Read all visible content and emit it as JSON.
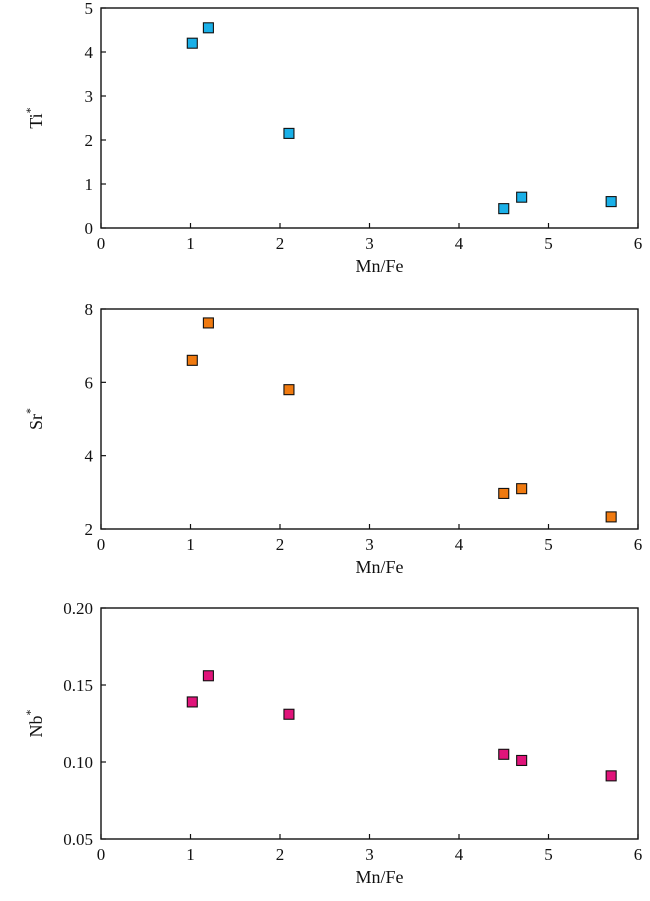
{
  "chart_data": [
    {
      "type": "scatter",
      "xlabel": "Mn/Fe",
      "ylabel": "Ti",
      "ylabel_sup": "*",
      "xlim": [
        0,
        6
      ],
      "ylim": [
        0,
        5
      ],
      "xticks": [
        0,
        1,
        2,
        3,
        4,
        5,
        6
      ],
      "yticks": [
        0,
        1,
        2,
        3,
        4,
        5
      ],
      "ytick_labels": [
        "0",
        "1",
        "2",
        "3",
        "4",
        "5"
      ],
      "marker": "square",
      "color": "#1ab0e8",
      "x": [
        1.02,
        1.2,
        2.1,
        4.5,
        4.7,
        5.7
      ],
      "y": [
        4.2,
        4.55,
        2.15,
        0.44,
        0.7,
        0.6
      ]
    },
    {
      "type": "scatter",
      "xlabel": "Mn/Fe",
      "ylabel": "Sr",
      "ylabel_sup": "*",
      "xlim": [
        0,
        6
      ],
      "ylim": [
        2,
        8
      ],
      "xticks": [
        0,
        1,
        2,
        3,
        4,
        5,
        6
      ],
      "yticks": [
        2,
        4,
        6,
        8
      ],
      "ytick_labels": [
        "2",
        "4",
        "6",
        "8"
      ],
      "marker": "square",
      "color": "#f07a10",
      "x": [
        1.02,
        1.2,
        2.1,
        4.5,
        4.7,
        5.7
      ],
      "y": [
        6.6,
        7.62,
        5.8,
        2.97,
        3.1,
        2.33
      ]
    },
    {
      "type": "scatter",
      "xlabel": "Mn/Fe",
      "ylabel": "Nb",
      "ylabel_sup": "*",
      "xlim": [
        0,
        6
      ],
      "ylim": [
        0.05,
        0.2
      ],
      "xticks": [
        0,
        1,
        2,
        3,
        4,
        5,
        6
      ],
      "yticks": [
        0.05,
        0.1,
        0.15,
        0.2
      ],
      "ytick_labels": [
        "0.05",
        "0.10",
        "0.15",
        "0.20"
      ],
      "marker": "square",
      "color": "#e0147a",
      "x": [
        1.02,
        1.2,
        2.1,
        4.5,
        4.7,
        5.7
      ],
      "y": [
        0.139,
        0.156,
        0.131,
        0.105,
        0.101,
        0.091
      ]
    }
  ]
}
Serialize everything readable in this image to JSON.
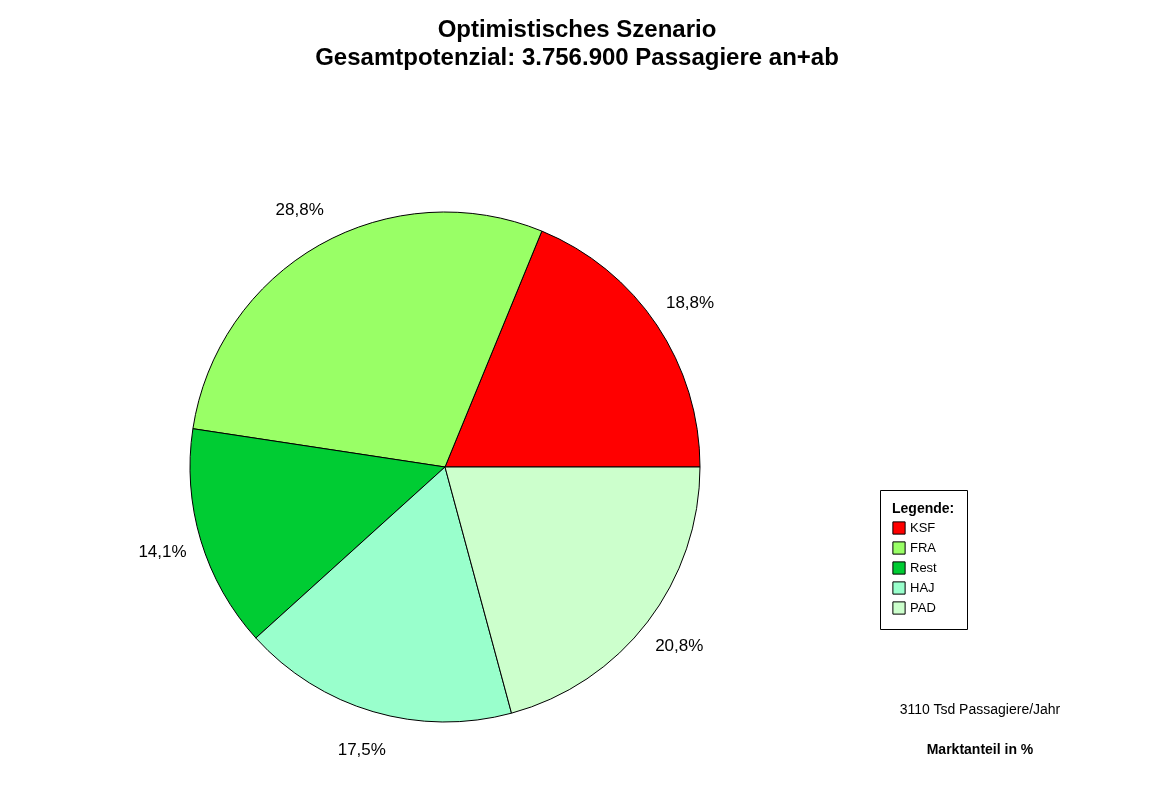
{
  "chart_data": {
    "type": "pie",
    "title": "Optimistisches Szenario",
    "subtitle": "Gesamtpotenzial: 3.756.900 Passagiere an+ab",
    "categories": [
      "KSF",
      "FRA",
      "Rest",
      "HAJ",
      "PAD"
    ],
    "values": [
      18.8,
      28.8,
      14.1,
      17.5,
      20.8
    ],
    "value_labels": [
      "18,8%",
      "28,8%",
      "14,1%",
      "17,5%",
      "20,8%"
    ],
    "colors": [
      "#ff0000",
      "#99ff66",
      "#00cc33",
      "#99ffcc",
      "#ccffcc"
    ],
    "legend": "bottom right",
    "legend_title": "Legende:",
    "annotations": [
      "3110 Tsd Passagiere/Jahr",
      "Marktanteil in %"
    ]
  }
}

****************************************

> **What the task requires**:
Reproduce verbatim, and only, the lines starting at the one that contains "Serialize everything readable" and ending with the final line of the records; leave out the pictures.

> **Reply to the task**:
Serialize everything readable in this image to JSON.
{
  "chart_data": {
    "type": "pie",
    "title": "Optimistisches Szenario",
    "subtitle": "Gesamtpotenzial: 3.756.900 Passagiere an+ab",
    "categories": [
      "KSF",
      "FRA",
      "Rest",
      "HAJ",
      "PAD"
    ],
    "values": [
      18.8,
      28.8,
      14.1,
      17.5,
      20.8
    ],
    "value_labels": [
      "18,8%",
      "28,8%",
      "14,1%",
      "17,5%",
      "20,8%"
    ],
    "colors": [
      "#ff0000",
      "#99ff66",
      "#00cc33",
      "#99ffcc",
      "#ccffcc"
    ],
    "legend": "bottom right",
    "legend_title": "Legende:",
    "annotations": [
      "3110 Tsd Passagiere/Jahr",
      "Marktanteil in %"
    ]
  }
}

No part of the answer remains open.